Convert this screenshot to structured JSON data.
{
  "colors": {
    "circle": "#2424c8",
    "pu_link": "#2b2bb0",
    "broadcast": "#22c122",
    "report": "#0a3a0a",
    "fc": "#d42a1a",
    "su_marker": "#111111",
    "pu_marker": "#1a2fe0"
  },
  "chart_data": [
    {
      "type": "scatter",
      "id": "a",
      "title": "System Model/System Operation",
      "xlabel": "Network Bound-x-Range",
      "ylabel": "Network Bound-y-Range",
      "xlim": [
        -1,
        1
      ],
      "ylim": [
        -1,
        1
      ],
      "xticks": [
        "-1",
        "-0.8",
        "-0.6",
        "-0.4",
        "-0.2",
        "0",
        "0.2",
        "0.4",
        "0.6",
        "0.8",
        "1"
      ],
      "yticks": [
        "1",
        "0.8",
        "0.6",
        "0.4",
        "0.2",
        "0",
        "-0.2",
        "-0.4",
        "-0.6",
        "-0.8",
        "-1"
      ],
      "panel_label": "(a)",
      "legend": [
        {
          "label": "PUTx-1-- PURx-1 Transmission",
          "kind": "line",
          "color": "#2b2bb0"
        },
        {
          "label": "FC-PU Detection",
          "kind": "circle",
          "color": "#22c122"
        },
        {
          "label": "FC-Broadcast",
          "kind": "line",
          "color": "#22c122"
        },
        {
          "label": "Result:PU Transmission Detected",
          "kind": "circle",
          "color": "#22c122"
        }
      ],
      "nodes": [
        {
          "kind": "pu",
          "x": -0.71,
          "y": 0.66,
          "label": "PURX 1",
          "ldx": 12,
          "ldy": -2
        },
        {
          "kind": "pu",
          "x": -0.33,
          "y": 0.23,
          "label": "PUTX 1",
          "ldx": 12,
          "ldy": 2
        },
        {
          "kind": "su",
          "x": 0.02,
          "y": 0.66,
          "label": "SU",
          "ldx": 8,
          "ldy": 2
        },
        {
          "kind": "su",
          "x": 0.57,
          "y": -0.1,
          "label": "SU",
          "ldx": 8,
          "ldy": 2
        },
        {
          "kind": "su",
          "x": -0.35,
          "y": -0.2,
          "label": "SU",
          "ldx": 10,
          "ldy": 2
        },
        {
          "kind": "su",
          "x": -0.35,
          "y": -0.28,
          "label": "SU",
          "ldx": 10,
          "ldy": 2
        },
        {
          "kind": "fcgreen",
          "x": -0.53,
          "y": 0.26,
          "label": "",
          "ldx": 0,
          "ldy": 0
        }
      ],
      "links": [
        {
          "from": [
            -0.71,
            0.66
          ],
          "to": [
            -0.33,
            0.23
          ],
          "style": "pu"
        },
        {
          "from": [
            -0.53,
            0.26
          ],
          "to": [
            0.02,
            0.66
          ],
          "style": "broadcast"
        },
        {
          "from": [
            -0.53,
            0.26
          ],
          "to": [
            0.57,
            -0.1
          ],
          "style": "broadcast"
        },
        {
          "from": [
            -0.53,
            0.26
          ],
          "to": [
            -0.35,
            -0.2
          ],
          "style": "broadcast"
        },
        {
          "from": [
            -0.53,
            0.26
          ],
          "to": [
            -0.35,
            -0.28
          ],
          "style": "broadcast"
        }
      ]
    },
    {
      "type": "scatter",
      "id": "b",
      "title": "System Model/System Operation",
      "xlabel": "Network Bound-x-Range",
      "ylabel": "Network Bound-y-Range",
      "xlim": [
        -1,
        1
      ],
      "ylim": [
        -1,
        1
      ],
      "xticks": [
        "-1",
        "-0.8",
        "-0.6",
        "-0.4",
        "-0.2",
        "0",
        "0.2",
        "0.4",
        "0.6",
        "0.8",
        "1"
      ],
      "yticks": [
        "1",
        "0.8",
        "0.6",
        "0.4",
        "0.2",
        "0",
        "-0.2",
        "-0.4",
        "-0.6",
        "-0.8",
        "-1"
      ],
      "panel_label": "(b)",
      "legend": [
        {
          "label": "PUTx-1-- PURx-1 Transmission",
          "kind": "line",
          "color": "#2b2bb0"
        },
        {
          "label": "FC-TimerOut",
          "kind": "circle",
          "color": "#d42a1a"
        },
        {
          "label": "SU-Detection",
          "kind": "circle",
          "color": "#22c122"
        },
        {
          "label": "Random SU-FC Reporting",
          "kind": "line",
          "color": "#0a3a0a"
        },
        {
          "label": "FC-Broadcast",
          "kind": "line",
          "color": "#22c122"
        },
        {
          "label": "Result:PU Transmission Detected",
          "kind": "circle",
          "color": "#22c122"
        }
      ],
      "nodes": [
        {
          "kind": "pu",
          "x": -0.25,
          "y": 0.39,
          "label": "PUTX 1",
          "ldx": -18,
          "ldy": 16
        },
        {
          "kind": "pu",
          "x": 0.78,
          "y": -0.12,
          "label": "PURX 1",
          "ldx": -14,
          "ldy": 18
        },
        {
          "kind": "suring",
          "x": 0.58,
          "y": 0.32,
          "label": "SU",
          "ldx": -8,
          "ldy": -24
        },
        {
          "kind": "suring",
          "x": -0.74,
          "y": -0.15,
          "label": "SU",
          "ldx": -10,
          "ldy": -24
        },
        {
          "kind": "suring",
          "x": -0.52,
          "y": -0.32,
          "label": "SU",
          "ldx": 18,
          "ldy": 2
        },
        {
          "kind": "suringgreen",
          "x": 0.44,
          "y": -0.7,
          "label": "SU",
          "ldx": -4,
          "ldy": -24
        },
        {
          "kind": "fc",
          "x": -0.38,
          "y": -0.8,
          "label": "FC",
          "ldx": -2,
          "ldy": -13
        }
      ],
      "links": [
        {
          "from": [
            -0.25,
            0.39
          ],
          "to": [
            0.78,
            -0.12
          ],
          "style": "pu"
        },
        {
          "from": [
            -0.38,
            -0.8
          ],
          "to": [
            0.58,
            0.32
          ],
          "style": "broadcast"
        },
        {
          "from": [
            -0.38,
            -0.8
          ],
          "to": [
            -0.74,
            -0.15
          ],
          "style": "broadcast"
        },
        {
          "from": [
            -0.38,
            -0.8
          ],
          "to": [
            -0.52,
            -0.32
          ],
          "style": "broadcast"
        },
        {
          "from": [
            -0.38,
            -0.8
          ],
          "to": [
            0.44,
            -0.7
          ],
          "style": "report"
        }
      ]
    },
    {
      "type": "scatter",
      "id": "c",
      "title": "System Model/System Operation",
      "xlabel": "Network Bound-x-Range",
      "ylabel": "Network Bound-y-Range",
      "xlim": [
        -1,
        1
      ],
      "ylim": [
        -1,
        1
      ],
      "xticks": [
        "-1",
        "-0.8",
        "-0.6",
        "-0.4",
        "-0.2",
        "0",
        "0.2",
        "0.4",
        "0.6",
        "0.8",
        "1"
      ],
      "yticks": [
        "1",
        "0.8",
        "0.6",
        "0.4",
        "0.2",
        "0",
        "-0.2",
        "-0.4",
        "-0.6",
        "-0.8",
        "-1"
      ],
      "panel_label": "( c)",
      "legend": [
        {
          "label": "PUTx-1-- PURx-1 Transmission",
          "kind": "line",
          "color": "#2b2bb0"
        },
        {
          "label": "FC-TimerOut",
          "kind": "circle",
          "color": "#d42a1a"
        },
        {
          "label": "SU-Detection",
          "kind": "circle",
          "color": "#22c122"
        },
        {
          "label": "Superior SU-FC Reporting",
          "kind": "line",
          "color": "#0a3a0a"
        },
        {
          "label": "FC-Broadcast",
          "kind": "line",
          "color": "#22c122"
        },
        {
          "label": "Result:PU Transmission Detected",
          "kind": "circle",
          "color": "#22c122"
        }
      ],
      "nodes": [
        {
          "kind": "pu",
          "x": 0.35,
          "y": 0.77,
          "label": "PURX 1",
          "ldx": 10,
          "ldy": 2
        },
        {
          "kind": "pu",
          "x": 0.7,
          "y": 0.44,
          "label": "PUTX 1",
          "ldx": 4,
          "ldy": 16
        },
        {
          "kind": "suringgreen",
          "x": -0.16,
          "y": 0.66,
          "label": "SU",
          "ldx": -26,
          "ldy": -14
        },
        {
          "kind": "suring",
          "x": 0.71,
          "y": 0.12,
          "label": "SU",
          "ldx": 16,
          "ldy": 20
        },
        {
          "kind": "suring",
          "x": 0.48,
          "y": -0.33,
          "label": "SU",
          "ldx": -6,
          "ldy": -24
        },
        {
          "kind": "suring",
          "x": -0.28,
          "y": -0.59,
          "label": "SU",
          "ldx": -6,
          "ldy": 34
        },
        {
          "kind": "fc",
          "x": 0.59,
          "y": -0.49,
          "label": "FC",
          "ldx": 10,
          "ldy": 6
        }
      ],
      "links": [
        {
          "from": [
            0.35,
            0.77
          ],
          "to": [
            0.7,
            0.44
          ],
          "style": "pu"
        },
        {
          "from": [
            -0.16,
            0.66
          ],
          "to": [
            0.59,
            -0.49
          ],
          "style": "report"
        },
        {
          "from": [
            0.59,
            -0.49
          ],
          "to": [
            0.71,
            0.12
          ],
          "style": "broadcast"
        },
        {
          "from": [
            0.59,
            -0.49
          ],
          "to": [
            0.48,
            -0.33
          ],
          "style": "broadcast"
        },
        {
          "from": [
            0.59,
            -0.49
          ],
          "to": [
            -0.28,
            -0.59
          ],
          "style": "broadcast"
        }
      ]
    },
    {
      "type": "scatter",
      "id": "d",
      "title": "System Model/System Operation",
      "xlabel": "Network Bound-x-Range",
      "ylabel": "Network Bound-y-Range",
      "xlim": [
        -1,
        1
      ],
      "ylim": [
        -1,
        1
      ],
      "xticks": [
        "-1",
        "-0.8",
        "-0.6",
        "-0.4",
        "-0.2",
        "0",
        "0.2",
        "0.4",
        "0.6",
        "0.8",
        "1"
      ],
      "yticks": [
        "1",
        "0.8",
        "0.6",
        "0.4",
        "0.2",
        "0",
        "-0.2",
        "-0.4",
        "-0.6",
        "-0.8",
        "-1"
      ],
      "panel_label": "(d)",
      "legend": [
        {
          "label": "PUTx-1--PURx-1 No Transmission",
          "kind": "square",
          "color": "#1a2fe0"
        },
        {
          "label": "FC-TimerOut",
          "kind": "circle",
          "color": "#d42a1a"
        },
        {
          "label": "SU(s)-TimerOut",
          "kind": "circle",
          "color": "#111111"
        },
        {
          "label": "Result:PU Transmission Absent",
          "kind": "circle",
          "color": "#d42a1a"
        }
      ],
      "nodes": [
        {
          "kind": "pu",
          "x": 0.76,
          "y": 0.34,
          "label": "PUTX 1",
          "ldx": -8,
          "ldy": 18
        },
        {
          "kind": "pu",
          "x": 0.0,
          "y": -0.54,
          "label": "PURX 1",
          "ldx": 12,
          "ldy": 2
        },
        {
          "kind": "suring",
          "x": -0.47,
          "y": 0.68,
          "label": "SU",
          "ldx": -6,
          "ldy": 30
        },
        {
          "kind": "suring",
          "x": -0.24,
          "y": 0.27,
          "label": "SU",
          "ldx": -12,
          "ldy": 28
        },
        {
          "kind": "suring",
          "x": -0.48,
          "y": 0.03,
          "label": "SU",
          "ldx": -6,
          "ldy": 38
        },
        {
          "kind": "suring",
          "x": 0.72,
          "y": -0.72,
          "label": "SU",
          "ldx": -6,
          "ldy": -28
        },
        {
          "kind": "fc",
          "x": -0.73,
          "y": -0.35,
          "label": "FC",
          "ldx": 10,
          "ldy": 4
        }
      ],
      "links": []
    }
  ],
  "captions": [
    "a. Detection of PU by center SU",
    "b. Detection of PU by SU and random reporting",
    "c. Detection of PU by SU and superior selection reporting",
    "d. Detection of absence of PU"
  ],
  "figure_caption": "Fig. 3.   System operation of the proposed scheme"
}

— Instructions to follow —
Gather up the lines that contain the word "Detection".

— Task result —
          "label": "FC-PU Detection",
          "label": "SU-Detection",
          "label": "SU-Detection",
    "a. Detection of PU by center SU",
    "b. Detection of PU by SU and random reporting",
    "c. Detection of PU by SU and superior selection reporting",
    "d. Detection of absence of PU"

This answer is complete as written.